## Data excerpts
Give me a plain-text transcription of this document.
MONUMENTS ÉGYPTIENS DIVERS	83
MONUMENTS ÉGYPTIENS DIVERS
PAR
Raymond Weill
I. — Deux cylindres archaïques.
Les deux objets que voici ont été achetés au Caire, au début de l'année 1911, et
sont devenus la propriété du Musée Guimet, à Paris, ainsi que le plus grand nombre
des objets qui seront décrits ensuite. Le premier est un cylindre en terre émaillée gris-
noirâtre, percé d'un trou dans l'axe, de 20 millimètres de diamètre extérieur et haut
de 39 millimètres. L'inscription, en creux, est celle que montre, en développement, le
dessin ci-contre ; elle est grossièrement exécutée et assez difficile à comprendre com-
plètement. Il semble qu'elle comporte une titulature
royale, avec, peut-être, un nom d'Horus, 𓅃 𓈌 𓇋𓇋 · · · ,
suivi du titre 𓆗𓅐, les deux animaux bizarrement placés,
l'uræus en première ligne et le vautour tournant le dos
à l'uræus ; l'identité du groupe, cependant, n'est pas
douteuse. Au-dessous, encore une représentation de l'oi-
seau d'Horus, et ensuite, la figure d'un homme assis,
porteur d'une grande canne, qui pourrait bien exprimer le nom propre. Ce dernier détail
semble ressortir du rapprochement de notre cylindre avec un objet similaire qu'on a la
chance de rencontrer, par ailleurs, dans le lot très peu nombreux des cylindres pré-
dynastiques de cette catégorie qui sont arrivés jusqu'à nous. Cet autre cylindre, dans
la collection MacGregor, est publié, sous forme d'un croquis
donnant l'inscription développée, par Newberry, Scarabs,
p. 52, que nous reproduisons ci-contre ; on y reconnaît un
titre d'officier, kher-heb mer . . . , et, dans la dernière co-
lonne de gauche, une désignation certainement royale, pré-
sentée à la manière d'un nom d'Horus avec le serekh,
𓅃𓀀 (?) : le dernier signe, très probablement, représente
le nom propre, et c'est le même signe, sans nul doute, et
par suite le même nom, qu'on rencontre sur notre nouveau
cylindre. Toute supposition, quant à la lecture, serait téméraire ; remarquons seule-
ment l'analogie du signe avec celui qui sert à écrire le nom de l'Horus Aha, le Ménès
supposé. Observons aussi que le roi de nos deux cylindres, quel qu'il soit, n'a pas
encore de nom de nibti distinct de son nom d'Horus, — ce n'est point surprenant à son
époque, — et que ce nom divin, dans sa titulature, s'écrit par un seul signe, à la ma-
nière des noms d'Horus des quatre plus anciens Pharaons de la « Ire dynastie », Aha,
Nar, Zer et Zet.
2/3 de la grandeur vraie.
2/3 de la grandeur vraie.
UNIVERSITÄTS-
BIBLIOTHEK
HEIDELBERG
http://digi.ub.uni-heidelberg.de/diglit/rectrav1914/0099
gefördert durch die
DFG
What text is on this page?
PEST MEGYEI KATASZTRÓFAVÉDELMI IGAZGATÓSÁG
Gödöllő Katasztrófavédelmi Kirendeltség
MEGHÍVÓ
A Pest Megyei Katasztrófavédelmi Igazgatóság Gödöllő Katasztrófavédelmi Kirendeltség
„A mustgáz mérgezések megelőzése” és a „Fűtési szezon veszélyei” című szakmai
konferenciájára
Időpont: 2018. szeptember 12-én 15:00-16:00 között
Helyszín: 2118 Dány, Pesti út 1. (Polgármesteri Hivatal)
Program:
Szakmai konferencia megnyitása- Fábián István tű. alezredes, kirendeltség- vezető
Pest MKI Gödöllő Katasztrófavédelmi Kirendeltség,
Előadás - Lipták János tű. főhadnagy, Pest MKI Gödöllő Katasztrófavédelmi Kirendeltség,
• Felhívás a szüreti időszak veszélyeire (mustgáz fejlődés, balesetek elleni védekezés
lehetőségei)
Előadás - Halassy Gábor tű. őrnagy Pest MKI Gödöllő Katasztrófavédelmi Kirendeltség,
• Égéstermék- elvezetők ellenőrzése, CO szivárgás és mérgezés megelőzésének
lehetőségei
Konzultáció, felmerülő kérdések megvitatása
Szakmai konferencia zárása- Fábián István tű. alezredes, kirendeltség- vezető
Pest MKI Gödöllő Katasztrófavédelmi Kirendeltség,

## Prompt
Write out the full listing, keeping every line exactly as it is.

## The solution
Give me a plain-text transcription of this document.
MONUMENTS ÉGYPTIENS DIVERS	83
MONUMENTS ÉGYPTIENS DIVERS
PAR
Raymond Weill
I. — Deux cylindres archaïques.
Les deux objets que voici ont été achetés au Caire, au début de l'année 1911, et
sont devenus la propriété du Musée Guimet, à Paris, ainsi que le plus grand nombre
des objets qui seront décrits ensuite. Le premier est un cylindre en terre émaillée gris-
noirâtre, percé d'un trou dans l'axe, de 20 millimètres de diamètre extérieur et haut
de 39 millimètres. L'inscription, en creux, est celle que montre, en développement, le
dessin ci-contre ; elle est grossièrement exécutée et assez difficile à comprendre com-
plètement. Il semble qu'elle comporte une titulature
royale, avec, peut-être, un nom d'Horus, 𓅃 𓈌 𓇋𓇋 · · · ,
suivi du titre 𓆗𓅐, les deux animaux bizarrement placés,
l'uræus en première ligne et le vautour tournant le dos
à l'uræus ; l'identité du groupe, cependant, n'est pas
douteuse. Au-dessous, encore une représentation de l'oi-
seau d'Horus, et ensuite, la figure d'un homme assis,
porteur d'une grande canne, qui pourrait bien exprimer le nom propre. Ce dernier détail
semble ressortir du rapprochement de notre cylindre avec un objet similaire qu'on a la
chance de rencontrer, par ailleurs, dans le lot très peu nombreux des cylindres pré-
dynastiques de cette catégorie qui sont arrivés jusqu'à nous. Cet autre cylindre, dans
la collection MacGregor, est publié, sous forme d'un croquis
donnant l'inscription développée, par Newberry, Scarabs,
p. 52, que nous reproduisons ci-contre ; on y reconnaît un
titre d'officier, kher-heb mer . . . , et, dans la dernière co-
lonne de gauche, une désignation certainement royale, pré-
sentée à la manière d'un nom d'Horus avec le serekh,
𓅃𓀀 (?) : le dernier signe, très probablement, représente
le nom propre, et c'est le même signe, sans nul doute, et
par suite le même nom, qu'on rencontre sur notre nouveau
cylindre. Toute supposition, quant à la lecture, serait téméraire ; remarquons seule-
ment l'analogie du signe avec celui qui sert à écrire le nom de l'Horus Aha, le Ménès
supposé. Observons aussi que le roi de nos deux cylindres, quel qu'il soit, n'a pas
encore de nom de nibti distinct de son nom d'Horus, — ce n'est point surprenant à son
époque, — et que ce nom divin, dans sa titulature, s'écrit par un seul signe, à la ma-
nière des noms d'Horus des quatre plus anciens Pharaons de la « Ire dynastie », Aha,
Nar, Zer et Zet.
2/3 de la grandeur vraie.
2/3 de la grandeur vraie.
UNIVERSITÄTS-
BIBLIOTHEK
HEIDELBERG
http://digi.ub.uni-heidelberg.de/diglit/rectrav1914/0099
gefördert durch die
DFG
What text is on this page?
PEST MEGYEI KATASZTRÓFAVÉDELMI IGAZGATÓSÁG
Gödöllő Katasztrófavédelmi Kirendeltség
MEGHÍVÓ
A Pest Megyei Katasztrófavédelmi Igazgatóság Gödöllő Katasztrófavédelmi Kirendeltség
„A mustgáz mérgezések megelőzése” és a „Fűtési szezon veszélyei” című szakmai
konferenciájára
Időpont: 2018. szeptember 12-én 15:00-16:00 között
Helyszín: 2118 Dány, Pesti út 1. (Polgármesteri Hivatal)
Program:
Szakmai konferencia megnyitása- Fábián István tű. alezredes, kirendeltség- vezető
Pest MKI Gödöllő Katasztrófavédelmi Kirendeltség,
Előadás - Lipták János tű. főhadnagy, Pest MKI Gödöllő Katasztrófavédelmi Kirendeltség,
• Felhívás a szüreti időszak veszélyeire (mustgáz fejlődés, balesetek elleni védekezés
lehetőségei)
Előadás - Halassy Gábor tű. őrnagy Pest MKI Gödöllő Katasztrófavédelmi Kirendeltség,
• Égéstermék- elvezetők ellenőrzése, CO szivárgás és mérgezés megelőzésének
lehetőségei
Konzultáció, felmerülő kérdések megvitatása
Szakmai konferencia zárása- Fábián István tű. alezredes, kirendeltség- vezető
Pest MKI Gödöllő Katasztrófavédelmi Kirendeltség,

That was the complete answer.